___ Supplied information ___

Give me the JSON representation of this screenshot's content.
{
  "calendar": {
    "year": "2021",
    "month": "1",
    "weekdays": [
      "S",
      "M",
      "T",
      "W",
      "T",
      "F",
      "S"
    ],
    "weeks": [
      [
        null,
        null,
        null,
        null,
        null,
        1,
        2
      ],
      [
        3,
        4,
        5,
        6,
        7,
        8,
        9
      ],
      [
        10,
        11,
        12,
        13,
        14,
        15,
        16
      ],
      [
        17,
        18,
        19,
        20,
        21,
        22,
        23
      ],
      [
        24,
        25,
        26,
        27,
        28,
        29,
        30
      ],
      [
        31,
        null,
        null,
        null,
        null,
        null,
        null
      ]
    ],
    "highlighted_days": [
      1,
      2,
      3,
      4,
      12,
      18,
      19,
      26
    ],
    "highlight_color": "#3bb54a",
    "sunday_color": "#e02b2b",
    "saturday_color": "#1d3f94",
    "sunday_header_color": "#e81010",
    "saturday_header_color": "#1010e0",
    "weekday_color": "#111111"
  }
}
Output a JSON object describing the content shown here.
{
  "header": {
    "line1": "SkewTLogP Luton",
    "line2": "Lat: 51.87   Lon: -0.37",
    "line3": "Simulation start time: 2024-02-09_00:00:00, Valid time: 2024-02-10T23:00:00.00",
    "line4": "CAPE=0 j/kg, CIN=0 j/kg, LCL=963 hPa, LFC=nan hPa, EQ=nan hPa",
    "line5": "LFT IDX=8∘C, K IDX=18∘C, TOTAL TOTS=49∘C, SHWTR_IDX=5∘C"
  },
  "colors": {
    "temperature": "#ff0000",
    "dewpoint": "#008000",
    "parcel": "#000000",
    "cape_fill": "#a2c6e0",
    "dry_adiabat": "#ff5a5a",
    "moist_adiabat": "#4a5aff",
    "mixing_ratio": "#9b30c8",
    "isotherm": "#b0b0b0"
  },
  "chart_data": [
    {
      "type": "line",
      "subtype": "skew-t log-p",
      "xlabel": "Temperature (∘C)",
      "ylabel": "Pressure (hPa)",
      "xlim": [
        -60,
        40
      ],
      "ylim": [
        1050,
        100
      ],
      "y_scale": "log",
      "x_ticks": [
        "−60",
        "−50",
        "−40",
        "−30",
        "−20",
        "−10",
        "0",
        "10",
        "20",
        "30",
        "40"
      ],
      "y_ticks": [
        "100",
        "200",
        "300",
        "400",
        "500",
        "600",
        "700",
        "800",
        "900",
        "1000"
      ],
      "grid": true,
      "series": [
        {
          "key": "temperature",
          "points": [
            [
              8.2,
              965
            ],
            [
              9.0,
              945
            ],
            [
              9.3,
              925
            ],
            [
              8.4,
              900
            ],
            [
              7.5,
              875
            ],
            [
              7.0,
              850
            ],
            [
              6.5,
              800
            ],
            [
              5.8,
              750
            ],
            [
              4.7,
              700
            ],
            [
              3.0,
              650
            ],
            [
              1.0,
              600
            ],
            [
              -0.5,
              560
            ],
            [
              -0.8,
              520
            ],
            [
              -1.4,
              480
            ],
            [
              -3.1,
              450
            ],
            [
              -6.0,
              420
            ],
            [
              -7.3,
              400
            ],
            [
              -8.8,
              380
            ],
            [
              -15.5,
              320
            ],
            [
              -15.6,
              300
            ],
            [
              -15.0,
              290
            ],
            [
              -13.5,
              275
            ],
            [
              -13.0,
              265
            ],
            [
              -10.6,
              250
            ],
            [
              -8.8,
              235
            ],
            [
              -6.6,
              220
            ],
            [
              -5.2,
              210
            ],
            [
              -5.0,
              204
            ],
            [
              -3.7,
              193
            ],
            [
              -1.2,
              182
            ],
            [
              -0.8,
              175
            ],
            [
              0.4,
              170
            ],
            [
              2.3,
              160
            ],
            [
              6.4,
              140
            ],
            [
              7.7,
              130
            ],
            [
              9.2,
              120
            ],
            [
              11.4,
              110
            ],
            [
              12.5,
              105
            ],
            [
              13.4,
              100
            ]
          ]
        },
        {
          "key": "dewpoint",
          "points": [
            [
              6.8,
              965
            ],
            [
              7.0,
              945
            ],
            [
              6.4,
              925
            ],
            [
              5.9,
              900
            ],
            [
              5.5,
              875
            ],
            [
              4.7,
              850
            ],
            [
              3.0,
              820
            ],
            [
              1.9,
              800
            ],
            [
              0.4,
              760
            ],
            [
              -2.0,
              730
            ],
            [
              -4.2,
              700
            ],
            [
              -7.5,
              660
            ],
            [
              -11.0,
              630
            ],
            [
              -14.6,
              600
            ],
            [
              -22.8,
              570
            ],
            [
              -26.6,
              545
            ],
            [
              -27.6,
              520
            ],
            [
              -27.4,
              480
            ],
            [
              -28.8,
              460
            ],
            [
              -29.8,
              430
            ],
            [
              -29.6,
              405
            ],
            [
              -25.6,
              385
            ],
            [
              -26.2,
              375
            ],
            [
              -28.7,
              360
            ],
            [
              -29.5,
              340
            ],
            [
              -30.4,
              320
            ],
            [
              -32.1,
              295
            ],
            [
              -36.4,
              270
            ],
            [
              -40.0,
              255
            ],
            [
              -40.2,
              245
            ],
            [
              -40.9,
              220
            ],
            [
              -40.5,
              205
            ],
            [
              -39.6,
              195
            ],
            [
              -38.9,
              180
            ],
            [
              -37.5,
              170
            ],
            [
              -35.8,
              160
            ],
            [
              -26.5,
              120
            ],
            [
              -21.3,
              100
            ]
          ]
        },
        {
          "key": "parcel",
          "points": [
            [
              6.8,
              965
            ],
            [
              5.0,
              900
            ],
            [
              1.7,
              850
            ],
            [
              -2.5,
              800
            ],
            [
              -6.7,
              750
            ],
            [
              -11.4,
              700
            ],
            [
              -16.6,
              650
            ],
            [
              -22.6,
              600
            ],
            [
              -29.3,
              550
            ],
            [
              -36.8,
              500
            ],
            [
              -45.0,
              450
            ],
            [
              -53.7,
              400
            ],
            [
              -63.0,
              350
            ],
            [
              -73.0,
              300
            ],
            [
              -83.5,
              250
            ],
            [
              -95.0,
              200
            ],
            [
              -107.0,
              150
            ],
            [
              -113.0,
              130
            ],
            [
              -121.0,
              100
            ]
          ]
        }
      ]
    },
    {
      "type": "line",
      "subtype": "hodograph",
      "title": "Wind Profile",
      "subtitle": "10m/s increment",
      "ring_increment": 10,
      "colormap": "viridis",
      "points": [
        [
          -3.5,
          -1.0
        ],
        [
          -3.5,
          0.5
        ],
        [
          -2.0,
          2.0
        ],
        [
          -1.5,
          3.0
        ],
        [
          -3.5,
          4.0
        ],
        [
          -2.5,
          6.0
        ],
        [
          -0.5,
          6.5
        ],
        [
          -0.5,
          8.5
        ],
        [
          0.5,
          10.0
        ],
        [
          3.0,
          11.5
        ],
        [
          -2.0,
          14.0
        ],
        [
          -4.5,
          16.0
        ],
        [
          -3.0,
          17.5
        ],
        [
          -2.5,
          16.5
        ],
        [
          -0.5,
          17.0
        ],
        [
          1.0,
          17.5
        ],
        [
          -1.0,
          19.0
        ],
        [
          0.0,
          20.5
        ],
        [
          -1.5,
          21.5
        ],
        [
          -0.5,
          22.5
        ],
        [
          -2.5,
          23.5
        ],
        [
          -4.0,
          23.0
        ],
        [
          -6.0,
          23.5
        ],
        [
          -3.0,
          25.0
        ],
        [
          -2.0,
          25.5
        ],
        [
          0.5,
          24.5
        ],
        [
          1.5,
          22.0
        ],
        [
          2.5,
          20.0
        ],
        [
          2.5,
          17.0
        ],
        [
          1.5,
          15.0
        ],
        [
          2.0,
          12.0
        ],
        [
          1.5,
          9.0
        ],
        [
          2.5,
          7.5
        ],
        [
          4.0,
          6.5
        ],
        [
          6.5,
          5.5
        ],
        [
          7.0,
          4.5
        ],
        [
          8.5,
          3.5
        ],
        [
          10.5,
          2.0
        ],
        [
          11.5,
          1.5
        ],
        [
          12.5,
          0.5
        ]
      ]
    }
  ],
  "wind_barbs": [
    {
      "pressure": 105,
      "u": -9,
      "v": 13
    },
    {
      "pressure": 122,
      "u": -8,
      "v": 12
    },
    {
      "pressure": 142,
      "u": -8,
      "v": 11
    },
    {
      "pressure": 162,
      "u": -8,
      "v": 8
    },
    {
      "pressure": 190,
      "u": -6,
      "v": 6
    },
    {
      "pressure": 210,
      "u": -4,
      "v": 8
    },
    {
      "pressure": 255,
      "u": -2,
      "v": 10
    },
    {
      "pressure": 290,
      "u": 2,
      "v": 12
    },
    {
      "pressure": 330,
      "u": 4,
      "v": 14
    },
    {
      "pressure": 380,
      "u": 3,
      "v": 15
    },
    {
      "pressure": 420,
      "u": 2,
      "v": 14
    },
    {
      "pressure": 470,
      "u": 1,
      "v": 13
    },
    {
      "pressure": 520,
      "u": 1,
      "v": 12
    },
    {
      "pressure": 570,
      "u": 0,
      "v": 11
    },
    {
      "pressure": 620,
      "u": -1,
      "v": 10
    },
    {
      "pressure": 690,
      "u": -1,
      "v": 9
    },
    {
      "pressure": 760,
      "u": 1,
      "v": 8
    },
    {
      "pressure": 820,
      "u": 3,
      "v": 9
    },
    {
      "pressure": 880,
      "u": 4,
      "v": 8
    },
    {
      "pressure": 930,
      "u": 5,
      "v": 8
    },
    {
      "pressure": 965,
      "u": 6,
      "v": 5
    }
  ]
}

___

* Required work
Only the number is needed: state how many lines in the listing contain "JSON".

* Final result
2